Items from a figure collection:
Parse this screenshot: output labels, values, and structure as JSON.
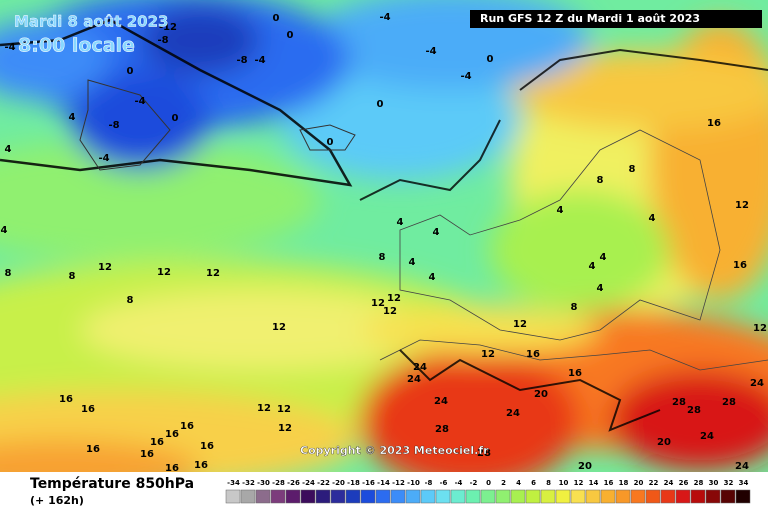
{
  "header": {
    "date": "Mardi 8 août 2023",
    "time": "8:00 locale",
    "run": "Run GFS 12 Z du Mardi 1 août 2023"
  },
  "copyright": "Copyright © 2023 Meteociel.fr",
  "footer": {
    "title": "Température 850hPa",
    "lead": "(+ 162h)"
  },
  "scale": {
    "values": [
      -34,
      -32,
      -30,
      -28,
      -26,
      -24,
      -22,
      -20,
      -18,
      -16,
      -14,
      -12,
      -10,
      -8,
      -6,
      -4,
      -2,
      0,
      2,
      4,
      6,
      8,
      10,
      12,
      14,
      16,
      18,
      20,
      22,
      24,
      26,
      28,
      30,
      32,
      34
    ],
    "colors": [
      "#c8c8c8",
      "#a8a8a8",
      "#8c6c8c",
      "#7c3c7c",
      "#5c1c6c",
      "#3c0c5c",
      "#2c1c7c",
      "#2c2c9c",
      "#1c3cbc",
      "#1c4cdc",
      "#2c6cf0",
      "#3c8cf8",
      "#4cacf8",
      "#5ccaf8",
      "#6ce0f0",
      "#6cecd0",
      "#6cf0b0",
      "#7cf090",
      "#90f070",
      "#a8f050",
      "#c0f040",
      "#d8f040",
      "#f0f040",
      "#f8e050",
      "#f8c840",
      "#f8b030",
      "#f89828",
      "#f87820",
      "#f05818",
      "#e83818",
      "#d81818",
      "#b80c0c",
      "#880808",
      "#580404",
      "#200000"
    ]
  },
  "contour_labels": [
    "-12",
    "-8",
    "-4",
    "0",
    "-8",
    "-4",
    "0",
    "0",
    "-4",
    "-4",
    "0",
    "-4",
    "0",
    "-4",
    "-8",
    "0",
    "-4",
    "4",
    "4",
    "0",
    "4",
    "4",
    "4",
    "8",
    "4",
    "4",
    "8",
    "12",
    "12",
    "12",
    "8",
    "8",
    "12",
    "12",
    "12",
    "12",
    "12",
    "12",
    "16",
    "24",
    "24",
    "16",
    "20",
    "24",
    "24",
    "16",
    "16",
    "12",
    "12",
    "12",
    "28",
    "16",
    "16",
    "16",
    "16",
    "16",
    "16",
    "28",
    "20",
    "28",
    "28",
    "28",
    "24",
    "24",
    "24",
    "20",
    "16",
    "16",
    "16",
    "12",
    "8",
    "8",
    "4",
    "4",
    "4",
    "4",
    "8",
    "12",
    "16",
    "4"
  ]
}
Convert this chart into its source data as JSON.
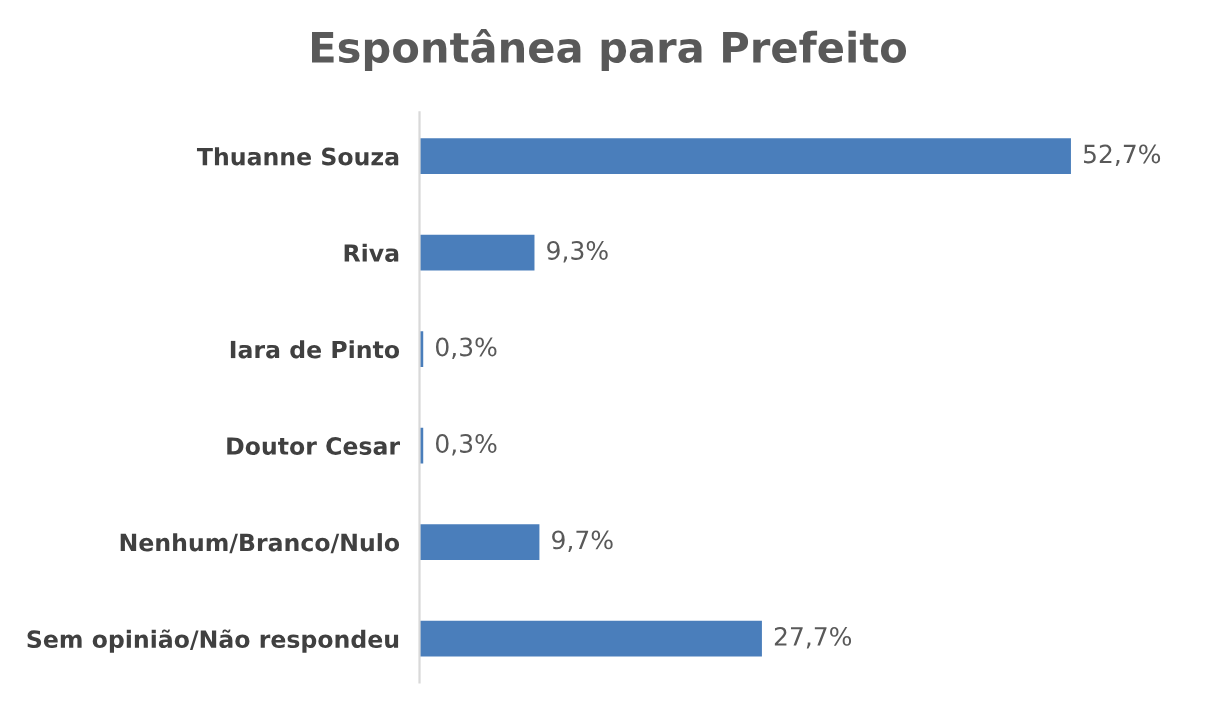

WHAT YOU WILL DO: Using the entries above, tally how many lines have the word "this" in them; write the number and nothing more.

EXERCISE RESULT: 2